[Figure record extracts]
============

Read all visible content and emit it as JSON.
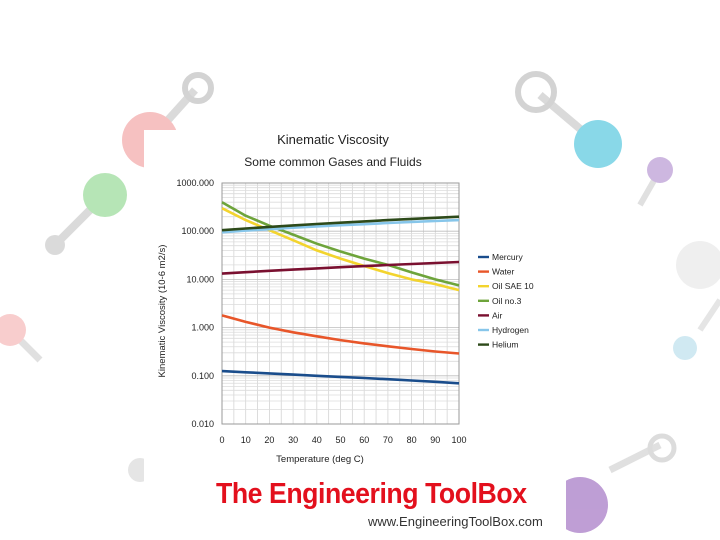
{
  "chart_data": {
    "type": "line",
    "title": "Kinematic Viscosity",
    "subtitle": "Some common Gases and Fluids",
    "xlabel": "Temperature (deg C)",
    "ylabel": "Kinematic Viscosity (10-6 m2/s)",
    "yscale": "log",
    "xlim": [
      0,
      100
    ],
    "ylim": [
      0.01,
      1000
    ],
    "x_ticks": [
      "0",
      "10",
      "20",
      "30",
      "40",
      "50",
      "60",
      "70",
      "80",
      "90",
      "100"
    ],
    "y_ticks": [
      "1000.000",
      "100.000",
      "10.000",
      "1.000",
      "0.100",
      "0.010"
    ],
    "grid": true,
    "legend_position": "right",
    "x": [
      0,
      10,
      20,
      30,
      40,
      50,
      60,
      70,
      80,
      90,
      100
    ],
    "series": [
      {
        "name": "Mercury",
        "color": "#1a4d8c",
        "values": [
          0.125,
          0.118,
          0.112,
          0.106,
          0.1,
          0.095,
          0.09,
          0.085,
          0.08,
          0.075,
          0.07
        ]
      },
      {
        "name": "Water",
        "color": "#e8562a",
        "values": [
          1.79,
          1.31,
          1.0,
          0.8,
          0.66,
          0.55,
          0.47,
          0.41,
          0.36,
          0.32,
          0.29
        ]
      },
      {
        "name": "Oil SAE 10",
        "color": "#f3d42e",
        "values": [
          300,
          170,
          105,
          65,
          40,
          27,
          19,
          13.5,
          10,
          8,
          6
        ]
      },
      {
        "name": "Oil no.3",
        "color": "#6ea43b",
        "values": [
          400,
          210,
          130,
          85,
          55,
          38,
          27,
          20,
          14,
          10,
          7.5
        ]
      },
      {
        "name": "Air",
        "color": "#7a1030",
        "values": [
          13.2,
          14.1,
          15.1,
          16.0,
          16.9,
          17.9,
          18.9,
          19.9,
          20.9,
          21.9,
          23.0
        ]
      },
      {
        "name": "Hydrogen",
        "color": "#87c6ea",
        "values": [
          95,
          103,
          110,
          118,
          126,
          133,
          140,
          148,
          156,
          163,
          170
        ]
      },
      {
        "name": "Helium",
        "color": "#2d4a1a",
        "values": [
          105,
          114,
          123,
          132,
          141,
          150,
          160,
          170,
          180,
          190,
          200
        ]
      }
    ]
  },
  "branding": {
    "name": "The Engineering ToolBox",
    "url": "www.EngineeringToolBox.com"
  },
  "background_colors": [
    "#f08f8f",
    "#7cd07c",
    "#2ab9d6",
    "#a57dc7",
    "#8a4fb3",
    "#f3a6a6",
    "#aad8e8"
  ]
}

============

▶ **What to do**:
Read through the entries and copy every line that includes "Viscosity".

▶ **Correct response**:
    "title": "Kinematic Viscosity",
    "ylabel": "Kinematic Viscosity (10-6 m2/s)",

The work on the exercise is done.